### WHAT IS NEEDED
Return every line of the records below without any change.
|---|
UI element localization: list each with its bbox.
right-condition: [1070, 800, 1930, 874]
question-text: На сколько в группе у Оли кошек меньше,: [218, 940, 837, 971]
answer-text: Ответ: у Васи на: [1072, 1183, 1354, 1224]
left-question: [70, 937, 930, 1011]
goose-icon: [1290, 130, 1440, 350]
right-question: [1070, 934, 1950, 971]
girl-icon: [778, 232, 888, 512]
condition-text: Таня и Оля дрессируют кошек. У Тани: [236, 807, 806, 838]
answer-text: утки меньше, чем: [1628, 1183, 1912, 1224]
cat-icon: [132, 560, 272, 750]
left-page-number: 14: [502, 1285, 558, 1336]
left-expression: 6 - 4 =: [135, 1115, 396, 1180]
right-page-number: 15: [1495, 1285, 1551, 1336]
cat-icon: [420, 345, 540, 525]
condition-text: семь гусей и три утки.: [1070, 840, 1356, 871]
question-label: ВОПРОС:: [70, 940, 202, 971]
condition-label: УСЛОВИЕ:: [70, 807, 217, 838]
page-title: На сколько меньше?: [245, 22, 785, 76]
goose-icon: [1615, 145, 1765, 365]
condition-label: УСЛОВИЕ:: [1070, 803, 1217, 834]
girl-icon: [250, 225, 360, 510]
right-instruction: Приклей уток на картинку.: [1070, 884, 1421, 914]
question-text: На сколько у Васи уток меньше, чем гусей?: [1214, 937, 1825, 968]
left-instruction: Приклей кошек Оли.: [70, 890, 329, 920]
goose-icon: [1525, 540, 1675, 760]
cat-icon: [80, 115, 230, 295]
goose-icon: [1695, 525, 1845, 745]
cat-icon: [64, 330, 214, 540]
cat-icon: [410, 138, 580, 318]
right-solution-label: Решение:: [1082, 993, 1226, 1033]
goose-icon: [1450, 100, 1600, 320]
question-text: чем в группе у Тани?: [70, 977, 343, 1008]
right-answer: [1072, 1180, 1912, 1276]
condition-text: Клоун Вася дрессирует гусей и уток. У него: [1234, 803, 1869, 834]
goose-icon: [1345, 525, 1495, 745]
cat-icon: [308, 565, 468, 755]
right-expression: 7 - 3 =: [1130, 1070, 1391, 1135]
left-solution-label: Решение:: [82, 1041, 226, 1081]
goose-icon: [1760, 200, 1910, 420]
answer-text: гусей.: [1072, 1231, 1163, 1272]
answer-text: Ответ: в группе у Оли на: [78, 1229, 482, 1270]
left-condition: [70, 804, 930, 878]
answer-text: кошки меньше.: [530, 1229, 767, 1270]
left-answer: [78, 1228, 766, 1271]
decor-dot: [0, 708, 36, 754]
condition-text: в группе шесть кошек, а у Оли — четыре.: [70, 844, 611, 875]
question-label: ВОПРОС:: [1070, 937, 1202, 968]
|---|
### IN RESPONSE
UI element localization: list each with its bbox.
right-condition: [1070, 800, 1930, 874]
question-text: На сколько в группе у Оли кошек меньше,: [218, 940, 837, 971]
answer-text: Ответ: у Васи на: [1072, 1183, 1354, 1224]
left-question: [70, 937, 930, 1011]
goose-icon: [1290, 130, 1440, 350]
right-question: [1070, 934, 1950, 971]
girl-icon: [778, 232, 888, 512]
condition-text: Таня и Оля дрессируют кошек. У Тани: [236, 807, 806, 838]
answer-text: утки меньше, чем: [1628, 1183, 1912, 1224]
cat-icon: [132, 560, 272, 750]
left-page-number: 14: [502, 1285, 558, 1336]
left-expression: 6 - 4 =: [135, 1115, 396, 1180]
right-page-number: 15: [1495, 1285, 1551, 1336]
cat-icon: [420, 345, 540, 525]
condition-text: семь гусей и три утки.: [1070, 840, 1356, 871]
question-label: ВОПРОС:: [70, 940, 202, 971]
condition-label: УСЛОВИЕ:: [70, 807, 217, 838]
page-title: На сколько меньше?: [245, 22, 785, 76]
goose-icon: [1615, 145, 1765, 365]
condition-label: УСЛОВИЕ:: [1070, 803, 1217, 834]
girl-icon: [250, 225, 360, 510]
right-instruction: Приклей уток на картинку.: [1070, 884, 1421, 914]
question-text: На сколько у Васи уток меньше, чем гусей?: [1214, 937, 1825, 968]
left-instruction: Приклей кошек Оли.: [70, 890, 329, 920]
goose-icon: [1525, 540, 1675, 760]
cat-icon: [80, 115, 230, 295]
goose-icon: [1695, 525, 1845, 745]
cat-icon: [64, 330, 214, 540]
cat-icon: [410, 138, 580, 318]
right-solution-label: Решение:: [1082, 993, 1226, 1033]
goose-icon: [1450, 100, 1600, 320]
question-text: чем в группе у Тани?: [70, 977, 343, 1008]
right-answer: [1072, 1180, 1912, 1276]
condition-text: Клоун Вася дрессирует гусей и уток. У него: [1234, 803, 1869, 834]
goose-icon: [1345, 525, 1495, 745]
cat-icon: [308, 565, 468, 755]
right-expression: 7 - 3 =: [1130, 1070, 1391, 1135]
left-solution-label: Решение:: [82, 1041, 226, 1081]
goose-icon: [1760, 200, 1910, 420]
answer-text: гусей.: [1072, 1231, 1163, 1272]
answer-text: Ответ: в группе у Оли на: [78, 1229, 482, 1270]
left-condition: [70, 804, 930, 878]
answer-text: кошки меньше.: [530, 1229, 767, 1270]
left-answer: [78, 1228, 766, 1271]
decor-dot: [0, 708, 36, 754]
condition-text: в группе шесть кошек, а у Оли — четыре.: [70, 844, 611, 875]
question-label: ВОПРОС:: [1070, 937, 1202, 968]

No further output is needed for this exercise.